--- Information supplied ---
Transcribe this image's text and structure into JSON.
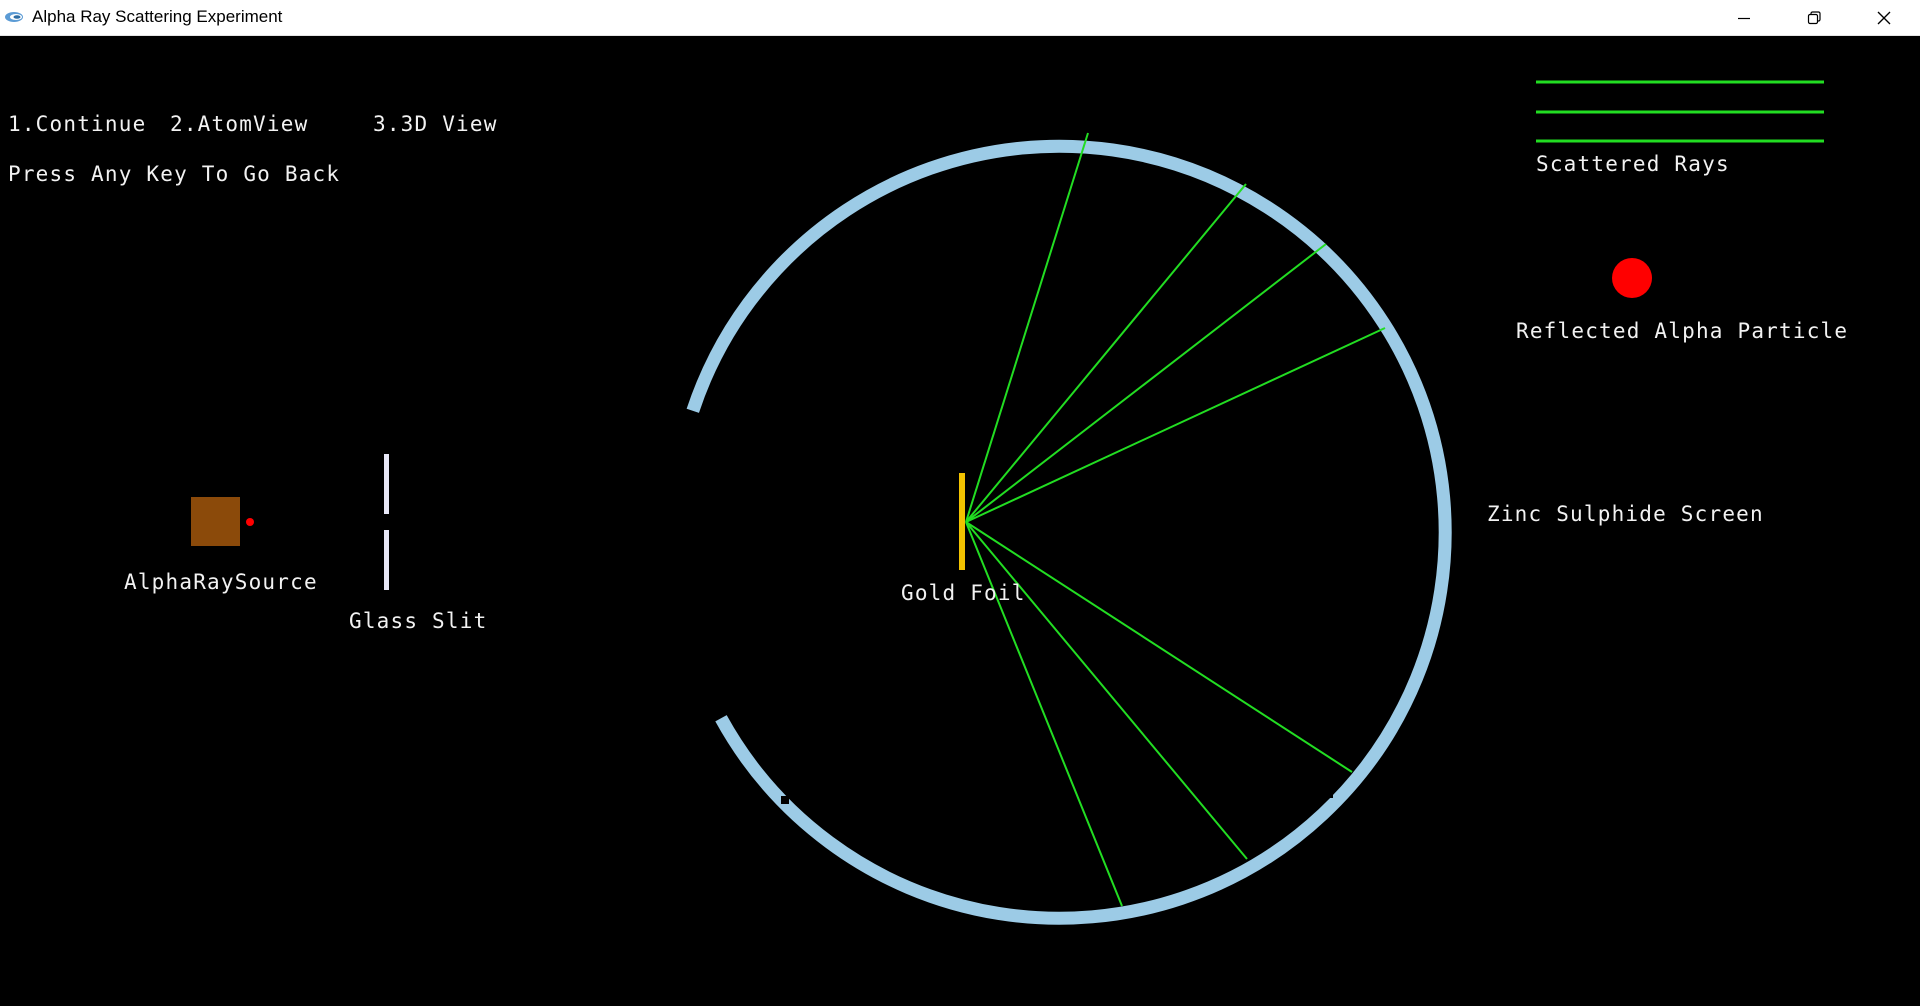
{
  "window": {
    "title": "Alpha Ray Scattering Experiment",
    "app_icon": "app-icon",
    "controls": {
      "minimize_icon": "minimize-icon",
      "maximize_icon": "restore-icon",
      "close_icon": "close-icon"
    }
  },
  "menu": {
    "option_1": "1.Continue",
    "option_2": "2.AtomView",
    "option_3": "3.3D View",
    "back_hint": "Press Any Key To Go Back"
  },
  "apparatus": {
    "source_label": "AlphaRaySource",
    "slit_label": "Glass Slit",
    "foil_label": "Gold Foil",
    "screen_label": "Zinc Sulphide Screen"
  },
  "legend": {
    "rays_label": "Scattered Rays",
    "particle_label": "Reflected Alpha Particle"
  },
  "colors": {
    "background": "#000000",
    "screen": "#9ccbe6",
    "ray": "#22dd22",
    "foil": "#f2c200",
    "source": "#8b4a0a",
    "particle": "#ff0000",
    "slit": "#e8e8f8",
    "text": "#f2f2f2"
  }
}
---
What you need to do = Repeat the records above exactly, leaving out any pictures they contain.

Task response =
Transcribe this image's text and structure into JSON.
{
  "window": {
    "title": "Alpha Ray Scattering Experiment",
    "app_icon": "app-icon",
    "controls": {
      "minimize_icon": "minimize-icon",
      "maximize_icon": "restore-icon",
      "close_icon": "close-icon"
    }
  },
  "menu": {
    "option_1": "1.Continue",
    "option_2": "2.AtomView",
    "option_3": "3.3D View",
    "back_hint": "Press Any Key To Go Back"
  },
  "apparatus": {
    "source_label": "AlphaRaySource",
    "slit_label": "Glass Slit",
    "foil_label": "Gold Foil",
    "screen_label": "Zinc Sulphide Screen"
  },
  "legend": {
    "rays_label": "Scattered Rays",
    "particle_label": "Reflected Alpha Particle"
  },
  "colors": {
    "background": "#000000",
    "screen": "#9ccbe6",
    "ray": "#22dd22",
    "foil": "#f2c200",
    "source": "#8b4a0a",
    "particle": "#ff0000",
    "slit": "#e8e8f8",
    "text": "#f2f2f2"
  }
}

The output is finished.